(RECORD LIST):
────────

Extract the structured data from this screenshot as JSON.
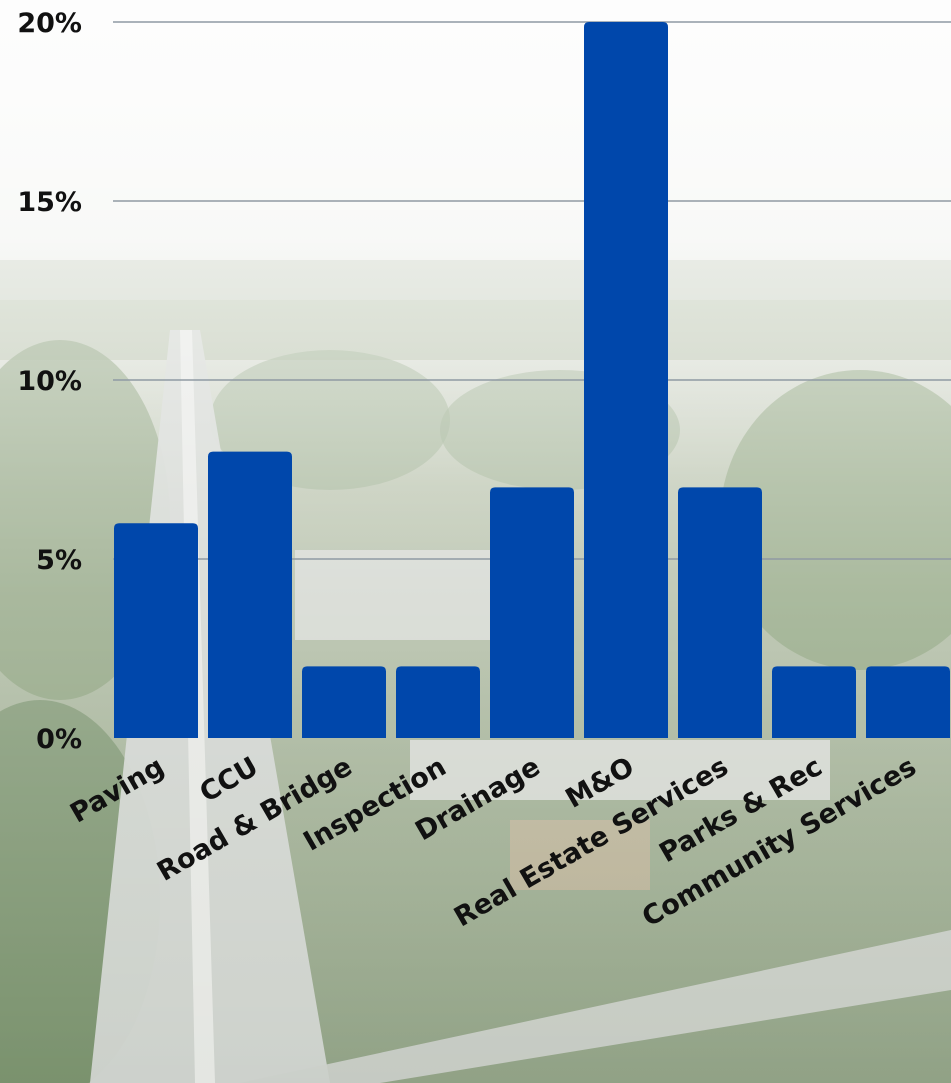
{
  "chart_data": {
    "type": "bar",
    "categories": [
      "Paving",
      "CCU",
      "Road & Bridge",
      "Inspection",
      "Drainage",
      "M&O",
      "Real Estate Services",
      "Parks & Rec",
      "Community Services"
    ],
    "values": [
      6,
      8,
      2,
      2,
      7,
      20,
      7,
      2,
      2
    ],
    "ylim": [
      0,
      20
    ],
    "yticks": [
      0,
      5,
      10,
      15,
      20
    ],
    "ytick_labels": [
      "0%",
      "5%",
      "10%",
      "15%",
      "20%"
    ],
    "unit": "%",
    "grid": true,
    "legend": "none",
    "title": "",
    "xlabel": "",
    "ylabel": ""
  },
  "colors": {
    "bar": "#0047AB",
    "gridline": "#8f9aa3",
    "text": "#111111",
    "sky_top": "#f3f4f2",
    "sky_bottom": "#dfe2db",
    "land_green": "#8ea27a",
    "land_dark": "#5f7a52",
    "road": "#c9ccc8"
  },
  "background": {
    "description_icon": "aerial-city-photo"
  }
}
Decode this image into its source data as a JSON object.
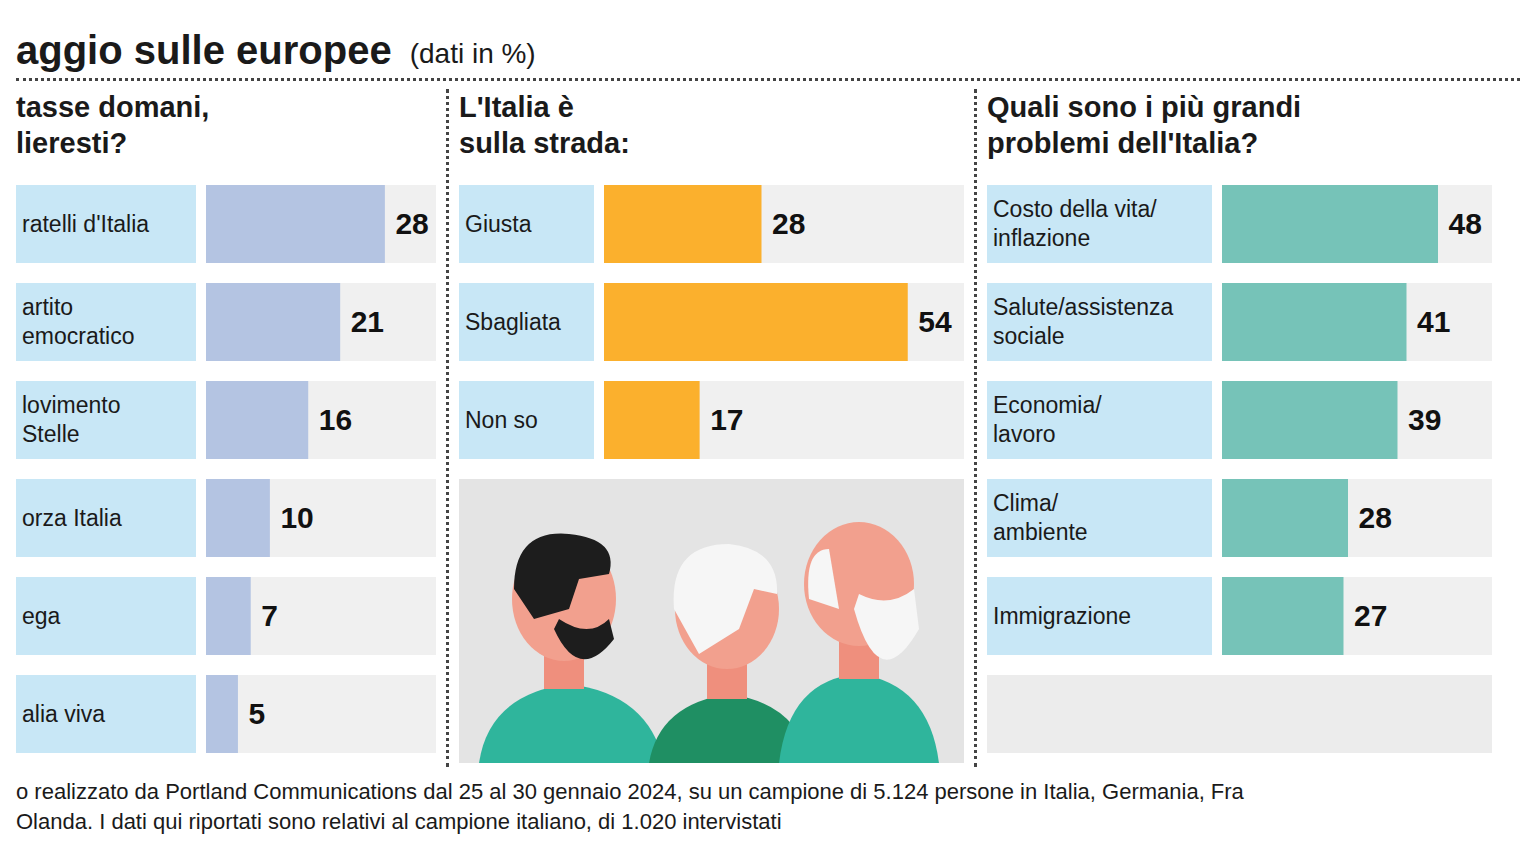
{
  "title": "aggio sulle europee",
  "subtitle": "(dati in %)",
  "note": [
    "o realizzato da Portland Communications dal 25 al 30 gennaio 2024, su un campione di 5.124 persone in Italia, Germania, Fra",
    "Olanda. I dati qui riportati sono relativi al campione italiano, di 1.020 intervistati"
  ],
  "chart_data": [
    {
      "type": "bar",
      "orientation": "horizontal",
      "title": "tasse domani,\nlieresti?",
      "categories": [
        "ratelli d'Italia",
        "artito\nemocratico",
        "lovimento\nStelle",
        "orza Italia",
        "ega",
        "alia viva"
      ],
      "values": [
        28,
        21,
        16,
        10,
        7,
        5
      ],
      "color": "#b4c4e2",
      "xlim": [
        0,
        36
      ],
      "data_labels": true,
      "tick_labels": "y"
    },
    {
      "type": "bar",
      "orientation": "horizontal",
      "title": "L'Italia è\nsulla strada:",
      "categories": [
        "Giusta",
        "Sbagliata",
        "Non so"
      ],
      "values": [
        28,
        54,
        17
      ],
      "color": "#fbb02d",
      "xlim": [
        0,
        64
      ],
      "data_labels": true,
      "tick_labels": "y"
    },
    {
      "type": "bar",
      "orientation": "horizontal",
      "title": "Quali sono i più grandi\nproblemi dell'Italia?",
      "categories": [
        "Costo della vita/\ninflazione",
        "Salute/assistenza\nsociale",
        "Economia/\nlavoro",
        "Clima/\nambiente",
        "Immigrazione"
      ],
      "values": [
        48,
        41,
        39,
        28,
        27
      ],
      "color": "#76c3b8",
      "xlim": [
        0,
        60
      ],
      "data_labels": true,
      "tick_labels": "y"
    }
  ]
}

────────

(GIVEN PROBLEM):
In the records above, collect each line with "Services".

(ANSWER TO THE PROBLEM):
      "Real Estate Services",
      "Community Services"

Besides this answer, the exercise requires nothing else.